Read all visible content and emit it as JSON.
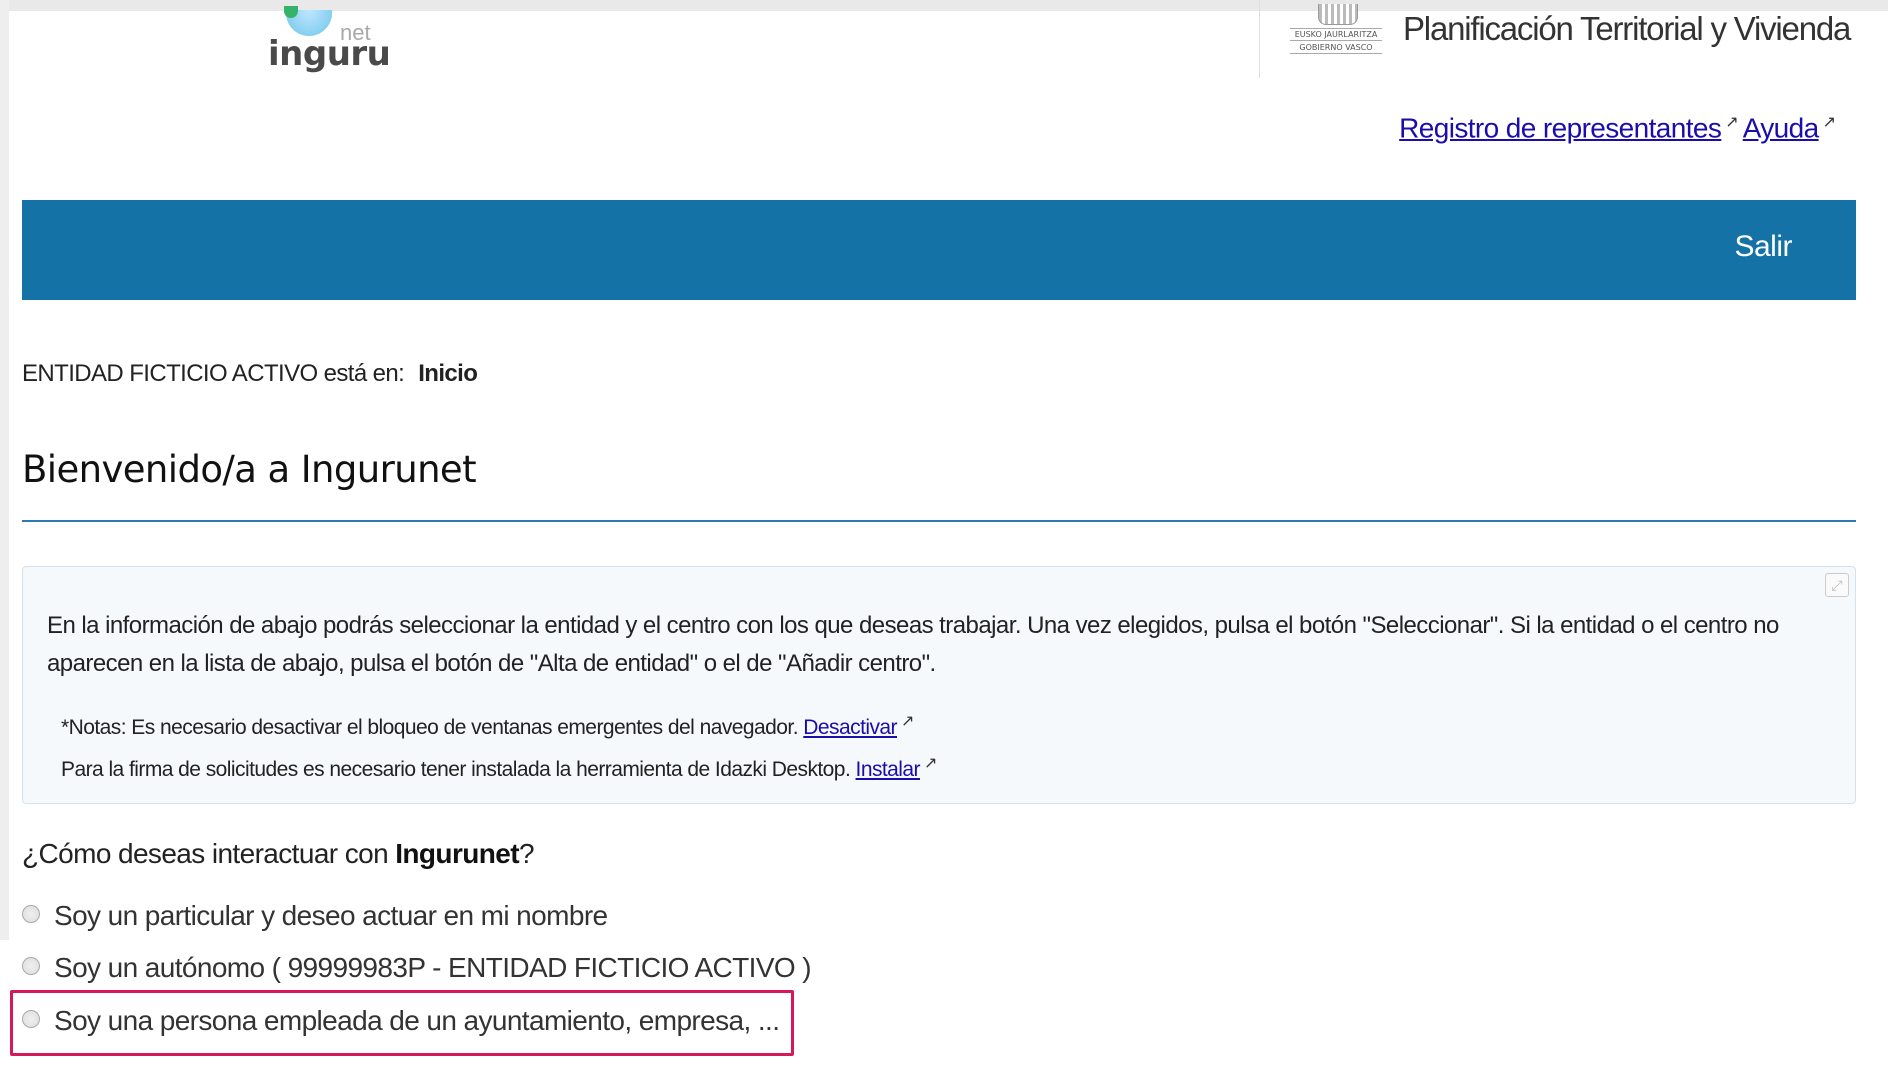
{
  "logo": {
    "net": "net",
    "word": "inguru"
  },
  "gov": {
    "crest_line1": "EUSKO JAURLARITZA",
    "crest_line2": "GOBIERNO VASCO",
    "department": "Planificación Territorial y Vivienda"
  },
  "top_links": {
    "registro": "Registro de representantes",
    "ayuda": "Ayuda"
  },
  "navbar": {
    "salir": "Salir"
  },
  "breadcrumb": {
    "prefix": "ENTIDAD FICTICIO ACTIVO está en:",
    "current": "Inicio"
  },
  "page": {
    "title": "Bienvenido/a a Ingurunet"
  },
  "info": {
    "paragraph": "En la información de abajo podrás seleccionar la entidad y el centro con los que deseas trabajar. Una vez elegidos, pulsa el botón \"Seleccionar\". Si la entidad o el centro no aparecen en la lista de abajo, pulsa el botón de \"Alta de entidad\" o el de \"Añadir centro\".",
    "note1_text": "*Notas: Es necesario desactivar el bloqueo de ventanas emergentes del navegador.",
    "note1_link": "Desactivar",
    "note2_text": "Para la firma de solicitudes es necesario tener instalada la herramienta de Idazki Desktop.",
    "note2_link": "Instalar"
  },
  "question": {
    "prefix": "¿Cómo deseas interactuar con",
    "bold": "Ingurunet",
    "suffix": "?"
  },
  "options": [
    "Soy un particular y deseo actuar en mi nombre",
    "Soy un autónomo ( 99999983P - ENTIDAD FICTICIO ACTIVO )",
    "Soy una persona empleada de un ayuntamiento, empresa, ..."
  ],
  "icons": {
    "external": "external-link-icon",
    "expand": "expand-icon"
  },
  "colors": {
    "navbar": "#1572a6",
    "link": "#1a0dab",
    "highlight": "#d6175a"
  }
}
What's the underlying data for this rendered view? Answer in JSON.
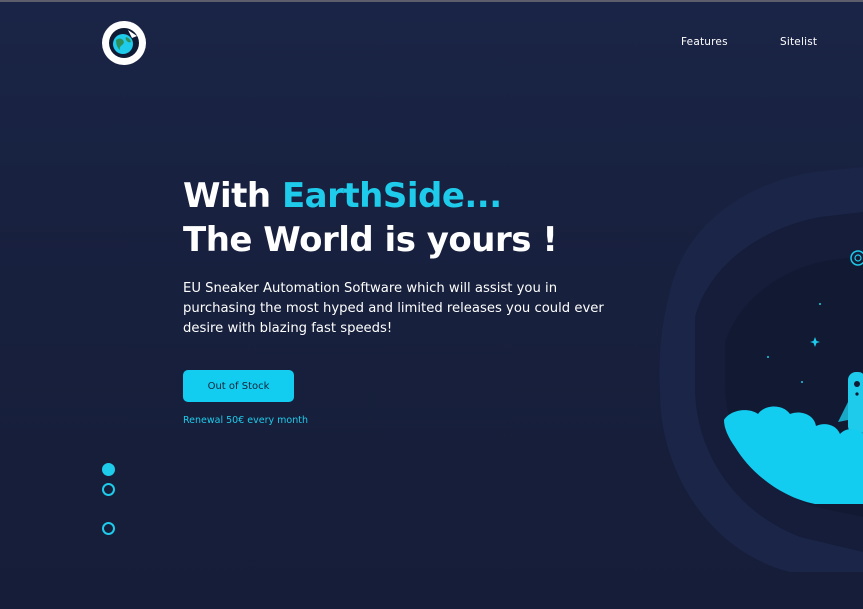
{
  "header": {
    "logo_icon": "earth-globe-icon",
    "nav": [
      {
        "label": "Features"
      },
      {
        "label": "Sitelist"
      }
    ]
  },
  "hero": {
    "title_prefix": "With ",
    "title_brand": "EarthSide...",
    "title_line2": "The World is yours !",
    "description": "EU Sneaker Automation Software which will assist you in purchasing the most hyped and limited releases you could ever desire with blazing fast speeds!",
    "cta_label": "Out of Stock",
    "renewal_text": "Renewal 50€ every month"
  },
  "slider": {
    "active_index": 0,
    "count": 3
  },
  "colors": {
    "background": "#17203d",
    "accent": "#1ecbea",
    "text": "#ffffff"
  },
  "illustration": {
    "icon": "rocket-in-clouds-illustration"
  }
}
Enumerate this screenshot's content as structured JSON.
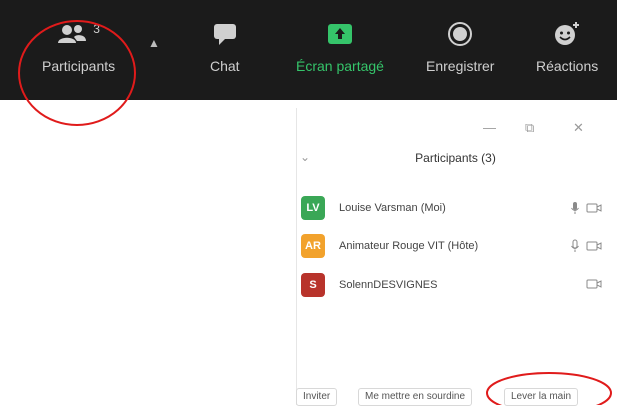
{
  "toolbar": {
    "participants_label": "Participants",
    "participants_count": "3",
    "chat_label": "Chat",
    "share_label": "Écran partagé",
    "record_label": "Enregistrer",
    "reactions_label": "Réactions"
  },
  "panel": {
    "title": "Participants (3)",
    "participants": [
      {
        "initials": "LV",
        "name": "Louise Varsman (Moi)",
        "color": "#3aa756"
      },
      {
        "initials": "AR",
        "name": "Animateur Rouge VIT (Hôte)",
        "color": "#f2a22c"
      },
      {
        "initials": "S",
        "name": "SolennDESVIGNES",
        "color": "#b8332b"
      }
    ],
    "buttons": {
      "invite": "Inviter",
      "mute_self": "Me mettre en sourdine",
      "raise_hand": "Lever la main"
    }
  },
  "colors": {
    "toolbar_bg": "#1b1b1b",
    "share_green": "#35c46a",
    "annotation_red": "#e01b1b"
  }
}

__________________________________________________

**EXERCISE GOAL:** Copy each line above that contains the word "deseas".

**REPLY TO THE TASK:**
    "paragraph": "En la información de abajo podrás seleccionar la entidad y el centro con los que deseas trabajar. Una vez elegidos, pulsa el botón \"Seleccionar\". Si la entidad o el centro no aparecen en la lista de abajo, pulsa el botón de \"Alta de entidad\" o el de \"Añadir centro\".",
    "prefix": "¿Cómo deseas interactuar con",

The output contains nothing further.